■ Written request ■
Extract every record, exactly as written, and ignore the pictures.

■ Input for this task ■
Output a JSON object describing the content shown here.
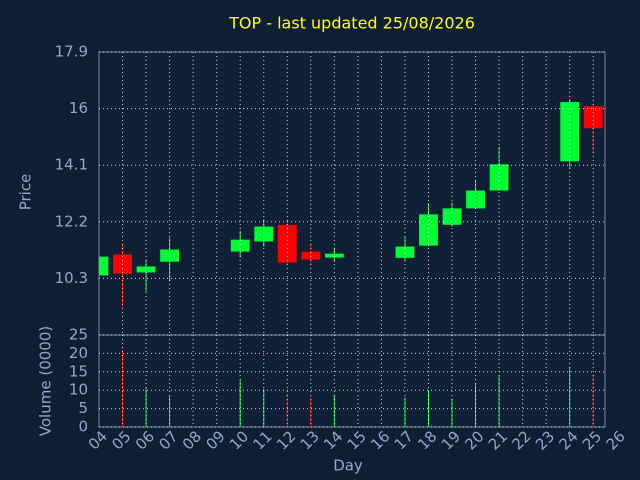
{
  "chart_data": [
    {
      "type": "candlestick",
      "title": "TOP - last updated 25/08/2026",
      "y_label": "Price",
      "x": [
        4,
        5,
        6,
        7,
        10,
        11,
        12,
        13,
        14,
        17,
        18,
        19,
        20,
        21,
        24,
        25
      ],
      "open": [
        10.4,
        11.1,
        10.5,
        10.86,
        11.2,
        11.54,
        12.1,
        11.2,
        11.0,
        10.99,
        11.4,
        12.1,
        12.65,
        13.25,
        14.23,
        16.08
      ],
      "high": [
        11.05,
        11.44,
        10.93,
        11.67,
        11.9,
        12.28,
        12.28,
        11.47,
        11.33,
        11.7,
        12.82,
        12.85,
        13.6,
        14.73,
        16.32,
        16.15
      ],
      "low": [
        10.35,
        9.35,
        9.85,
        10.2,
        11.0,
        11.37,
        10.76,
        10.76,
        10.86,
        10.86,
        11.37,
        12.04,
        12.65,
        13.25,
        14.0,
        14.53
      ],
      "close": [
        11.03,
        10.46,
        10.7,
        11.27,
        11.6,
        12.04,
        10.83,
        10.93,
        11.13,
        11.37,
        12.45,
        12.65,
        13.25,
        14.13,
        16.22,
        15.34
      ],
      "up_color": "#00ff33",
      "down_color": "#ff0000",
      "xlim": [
        4,
        25.5
      ],
      "ylim": [
        8.4,
        17.9
      ],
      "yticks": [
        10.3,
        12.2,
        14.1,
        16,
        17.9
      ],
      "grid": true
    },
    {
      "type": "bar",
      "x_label": "Day",
      "y_label": "Volume (0000)",
      "x": [
        5,
        6,
        7,
        10,
        11,
        12,
        13,
        14,
        17,
        18,
        19,
        20,
        21,
        24,
        25
      ],
      "values": [
        21,
        10.6,
        8.5,
        13,
        10.4,
        9,
        8,
        8.8,
        8,
        10,
        7.7,
        11.7,
        14.1,
        16.2,
        14.4
      ],
      "colors": [
        "#ff0000",
        "#00ff33",
        "#00ff33",
        "#00ff33",
        "#00ff33",
        "#ff0000",
        "#ff0000",
        "#00ff33",
        "#00ff33",
        "#00ff33",
        "#00ff33",
        "#00ff33",
        "#00ff33",
        "#00ff33",
        "#ff0000"
      ],
      "xlim": [
        4,
        25.5
      ],
      "ylim": [
        0,
        25
      ],
      "yticks": [
        0,
        5,
        10,
        15,
        20,
        25
      ],
      "xticks": [
        {
          "value": 4,
          "label": "04"
        },
        {
          "value": 5,
          "label": "05"
        },
        {
          "value": 6,
          "label": "06"
        },
        {
          "value": 7,
          "label": "07"
        },
        {
          "value": 8,
          "label": "08"
        },
        {
          "value": 9,
          "label": "09"
        },
        10,
        11,
        12,
        13,
        14,
        15,
        16,
        17,
        18,
        19,
        20,
        21,
        22,
        23,
        24,
        25,
        26
      ],
      "grid": true
    }
  ]
}
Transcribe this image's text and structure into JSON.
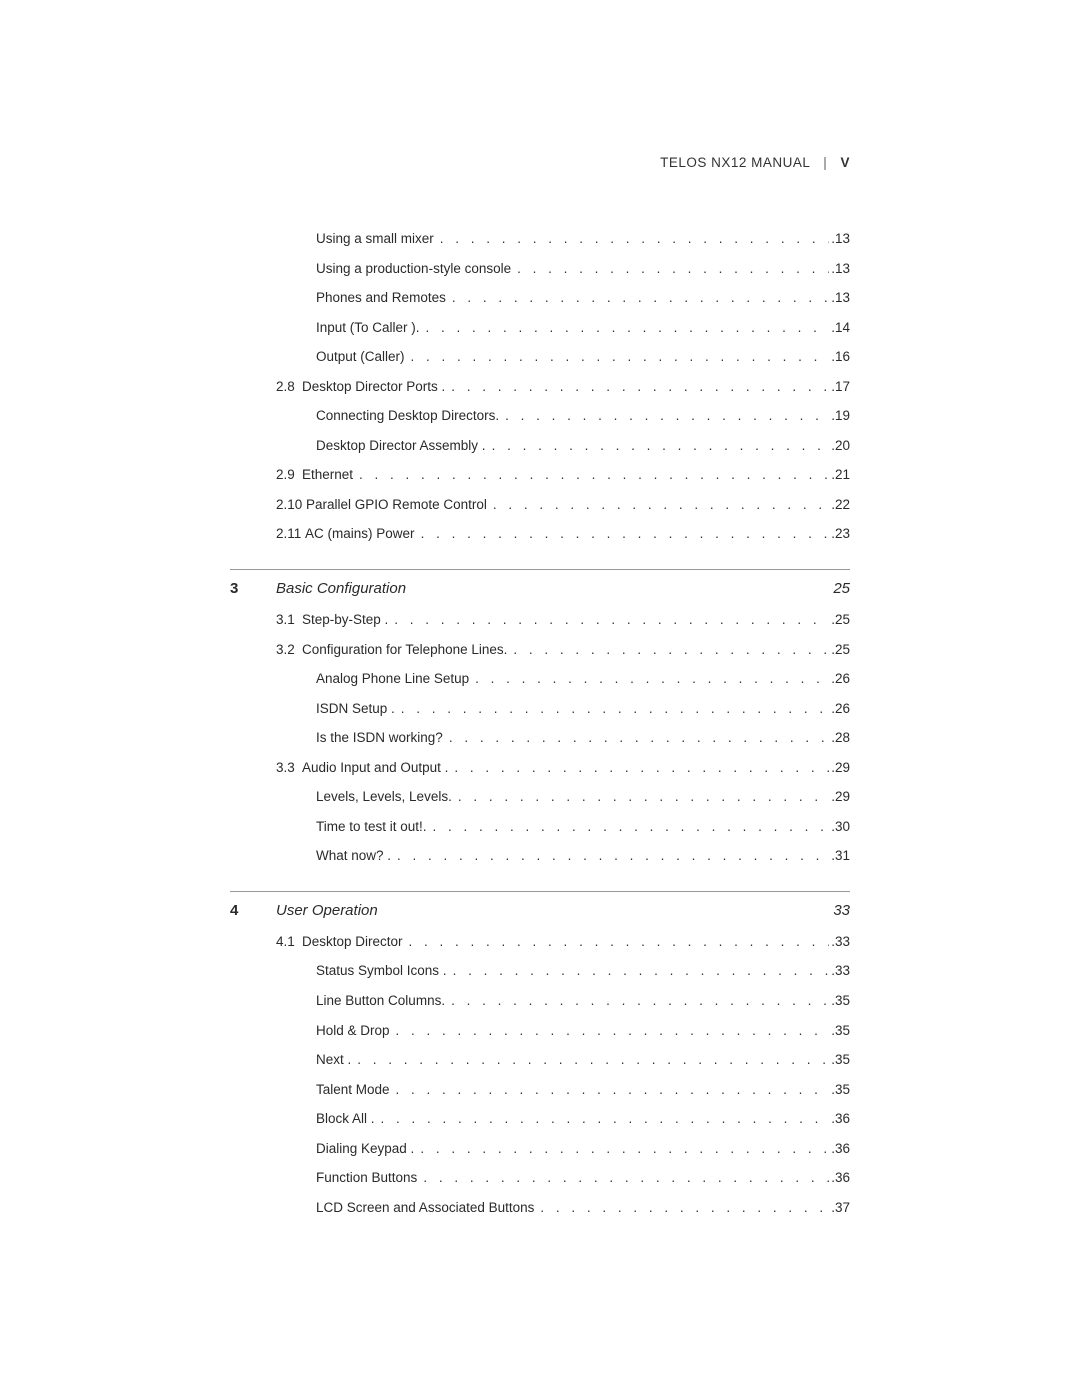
{
  "running_head": {
    "title": "TELOS NX12 MANUAL",
    "page_roman": "V"
  },
  "leaders": " .  .  .  .  .  .  .  .  .  .  .  .  .  .  .  .  .  .  .  .  .  .  .  .  .  .  .  .  .  .  .  .  .  .  .  .  .  .  .  .  .  .  .  .  .  .  .  .  .  .  .  .  .  .  .  .  .  .  .  .",
  "pre_entries": [
    {
      "level": "sub",
      "label": "Using a small mixer",
      "page": "13"
    },
    {
      "level": "sub",
      "label": "Using a production-style console",
      "page": "13"
    },
    {
      "level": "sub",
      "label": "Phones and Remotes",
      "page": "13"
    },
    {
      "level": "sub",
      "label": "Input (To Caller ).",
      "page": "14"
    },
    {
      "level": "sub",
      "label": "Output (Caller)",
      "page": "16"
    },
    {
      "level": "sec",
      "section": "2.8",
      "label": "Desktop Director Ports .",
      "page": "17"
    },
    {
      "level": "sub",
      "label": "Connecting Desktop Directors.",
      "page": "19"
    },
    {
      "level": "sub",
      "label": "Desktop Director Assembly .",
      "page": "20"
    },
    {
      "level": "sec",
      "section": "2.9",
      "label": "Ethernet",
      "page": "21"
    },
    {
      "level": "sec",
      "section": "2.10",
      "label": "Parallel GPIO Remote Control",
      "page": "22"
    },
    {
      "level": "sec",
      "section": "2.11",
      "label": "AC (mains) Power",
      "page": "23"
    }
  ],
  "chapters": [
    {
      "num": "3",
      "title": "Basic Configuration",
      "page": "25",
      "entries": [
        {
          "level": "sec",
          "section": "3.1",
          "label": "Step-by-Step .",
          "page": "25"
        },
        {
          "level": "sec",
          "section": "3.2",
          "label": "Configuration for Telephone Lines.",
          "page": "25"
        },
        {
          "level": "sub",
          "label": "Analog Phone Line Setup",
          "page": "26"
        },
        {
          "level": "sub",
          "label": "ISDN Setup .",
          "page": "26"
        },
        {
          "level": "sub",
          "label": "Is the ISDN working?",
          "page": "28"
        },
        {
          "level": "sec",
          "section": "3.3",
          "label": "Audio Input and Output .",
          "page": "29"
        },
        {
          "level": "sub",
          "label": "Levels, Levels, Levels.",
          "page": "29"
        },
        {
          "level": "sub",
          "label": "Time to test it out!.",
          "page": "30"
        },
        {
          "level": "sub",
          "label": "What now? .",
          "page": "31"
        }
      ]
    },
    {
      "num": "4",
      "title": "User Operation",
      "page": "33",
      "entries": [
        {
          "level": "sec",
          "section": "4.1",
          "label": "Desktop Director",
          "page": "33"
        },
        {
          "level": "sub",
          "label": "Status Symbol Icons .",
          "page": "33"
        },
        {
          "level": "sub",
          "label": "Line Button Columns.",
          "page": "35"
        },
        {
          "level": "sub",
          "label": "Hold & Drop",
          "page": "35"
        },
        {
          "level": "sub",
          "label": "Next .",
          "page": "35"
        },
        {
          "level": "sub",
          "label": "Talent Mode",
          "page": "35"
        },
        {
          "level": "sub",
          "label": "Block All .",
          "page": "36"
        },
        {
          "level": "sub",
          "label": "Dialing Keypad .",
          "page": "36"
        },
        {
          "level": "sub",
          "label": "Function Buttons",
          "page": "36"
        },
        {
          "level": "sub",
          "label": "LCD Screen and Associated Buttons",
          "page": "37"
        }
      ]
    }
  ]
}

■ Complete output ■
Output a JSON object describing the content shown here.
{
  "chart_data": [
    {
      "type": "candlestick",
      "title": "TOP - last updated 25/08/2026",
      "y_label": "Price",
      "x": [
        4,
        5,
        6,
        7,
        10,
        11,
        12,
        13,
        14,
        17,
        18,
        19,
        20,
        21,
        24,
        25
      ],
      "open": [
        10.4,
        11.1,
        10.5,
        10.86,
        11.2,
        11.54,
        12.1,
        11.2,
        11.0,
        10.99,
        11.4,
        12.1,
        12.65,
        13.25,
        14.23,
        16.08
      ],
      "high": [
        11.05,
        11.44,
        10.93,
        11.67,
        11.9,
        12.28,
        12.28,
        11.47,
        11.33,
        11.7,
        12.82,
        12.85,
        13.6,
        14.73,
        16.32,
        16.15
      ],
      "low": [
        10.35,
        9.35,
        9.85,
        10.2,
        11.0,
        11.37,
        10.76,
        10.76,
        10.86,
        10.86,
        11.37,
        12.04,
        12.65,
        13.25,
        14.0,
        14.53
      ],
      "close": [
        11.03,
        10.46,
        10.7,
        11.27,
        11.6,
        12.04,
        10.83,
        10.93,
        11.13,
        11.37,
        12.45,
        12.65,
        13.25,
        14.13,
        16.22,
        15.34
      ],
      "up_color": "#00ff33",
      "down_color": "#ff0000",
      "xlim": [
        4,
        25.5
      ],
      "ylim": [
        8.4,
        17.9
      ],
      "yticks": [
        10.3,
        12.2,
        14.1,
        16,
        17.9
      ],
      "grid": true
    },
    {
      "type": "bar",
      "x_label": "Day",
      "y_label": "Volume (0000)",
      "x": [
        5,
        6,
        7,
        10,
        11,
        12,
        13,
        14,
        17,
        18,
        19,
        20,
        21,
        24,
        25
      ],
      "values": [
        21,
        10.6,
        8.5,
        13,
        10.4,
        9,
        8,
        8.8,
        8,
        10,
        7.7,
        11.7,
        14.1,
        16.2,
        14.4
      ],
      "colors": [
        "#ff0000",
        "#00ff33",
        "#00ff33",
        "#00ff33",
        "#00ff33",
        "#ff0000",
        "#ff0000",
        "#00ff33",
        "#00ff33",
        "#00ff33",
        "#00ff33",
        "#00ff33",
        "#00ff33",
        "#00ff33",
        "#ff0000"
      ],
      "xlim": [
        4,
        25.5
      ],
      "ylim": [
        0,
        25
      ],
      "yticks": [
        0,
        5,
        10,
        15,
        20,
        25
      ],
      "xticks": [
        {
          "value": 4,
          "label": "04"
        },
        {
          "value": 5,
          "label": "05"
        },
        {
          "value": 6,
          "label": "06"
        },
        {
          "value": 7,
          "label": "07"
        },
        {
          "value": 8,
          "label": "08"
        },
        {
          "value": 9,
          "label": "09"
        },
        10,
        11,
        12,
        13,
        14,
        15,
        16,
        17,
        18,
        19,
        20,
        21,
        22,
        23,
        24,
        25,
        26
      ],
      "grid": true
    }
  ]
}
Transcribe this image's text and structure into JSON.
{
  "running_head": {
    "title": "TELOS NX12 MANUAL",
    "page_roman": "V"
  },
  "leaders": " .  .  .  .  .  .  .  .  .  .  .  .  .  .  .  .  .  .  .  .  .  .  .  .  .  .  .  .  .  .  .  .  .  .  .  .  .  .  .  .  .  .  .  .  .  .  .  .  .  .  .  .  .  .  .  .  .  .  .  .",
  "pre_entries": [
    {
      "level": "sub",
      "label": "Using a small mixer",
      "page": "13"
    },
    {
      "level": "sub",
      "label": "Using a production-style console",
      "page": "13"
    },
    {
      "level": "sub",
      "label": "Phones and Remotes",
      "page": "13"
    },
    {
      "level": "sub",
      "label": "Input (To Caller ).",
      "page": "14"
    },
    {
      "level": "sub",
      "label": "Output (Caller)",
      "page": "16"
    },
    {
      "level": "sec",
      "section": "2.8",
      "label": "Desktop Director Ports .",
      "page": "17"
    },
    {
      "level": "sub",
      "label": "Connecting Desktop Directors.",
      "page": "19"
    },
    {
      "level": "sub",
      "label": "Desktop Director Assembly .",
      "page": "20"
    },
    {
      "level": "sec",
      "section": "2.9",
      "label": "Ethernet",
      "page": "21"
    },
    {
      "level": "sec",
      "section": "2.10",
      "label": "Parallel GPIO Remote Control",
      "page": "22"
    },
    {
      "level": "sec",
      "section": "2.11",
      "label": "AC (mains) Power",
      "page": "23"
    }
  ],
  "chapters": [
    {
      "num": "3",
      "title": "Basic Configuration",
      "page": "25",
      "entries": [
        {
          "level": "sec",
          "section": "3.1",
          "label": "Step-by-Step .",
          "page": "25"
        },
        {
          "level": "sec",
          "section": "3.2",
          "label": "Configuration for Telephone Lines.",
          "page": "25"
        },
        {
          "level": "sub",
          "label": "Analog Phone Line Setup",
          "page": "26"
        },
        {
          "level": "sub",
          "label": "ISDN Setup .",
          "page": "26"
        },
        {
          "level": "sub",
          "label": "Is the ISDN working?",
          "page": "28"
        },
        {
          "level": "sec",
          "section": "3.3",
          "label": "Audio Input and Output .",
          "page": "29"
        },
        {
          "level": "sub",
          "label": "Levels, Levels, Levels.",
          "page": "29"
        },
        {
          "level": "sub",
          "label": "Time to test it out!.",
          "page": "30"
        },
        {
          "level": "sub",
          "label": "What now? .",
          "page": "31"
        }
      ]
    },
    {
      "num": "4",
      "title": "User Operation",
      "page": "33",
      "entries": [
        {
          "level": "sec",
          "section": "4.1",
          "label": "Desktop Director",
          "page": "33"
        },
        {
          "level": "sub",
          "label": "Status Symbol Icons .",
          "page": "33"
        },
        {
          "level": "sub",
          "label": "Line Button Columns.",
          "page": "35"
        },
        {
          "level": "sub",
          "label": "Hold & Drop",
          "page": "35"
        },
        {
          "level": "sub",
          "label": "Next .",
          "page": "35"
        },
        {
          "level": "sub",
          "label": "Talent Mode",
          "page": "35"
        },
        {
          "level": "sub",
          "label": "Block All .",
          "page": "36"
        },
        {
          "level": "sub",
          "label": "Dialing Keypad .",
          "page": "36"
        },
        {
          "level": "sub",
          "label": "Function Buttons",
          "page": "36"
        },
        {
          "level": "sub",
          "label": "LCD Screen and Associated Buttons",
          "page": "37"
        }
      ]
    }
  ]
}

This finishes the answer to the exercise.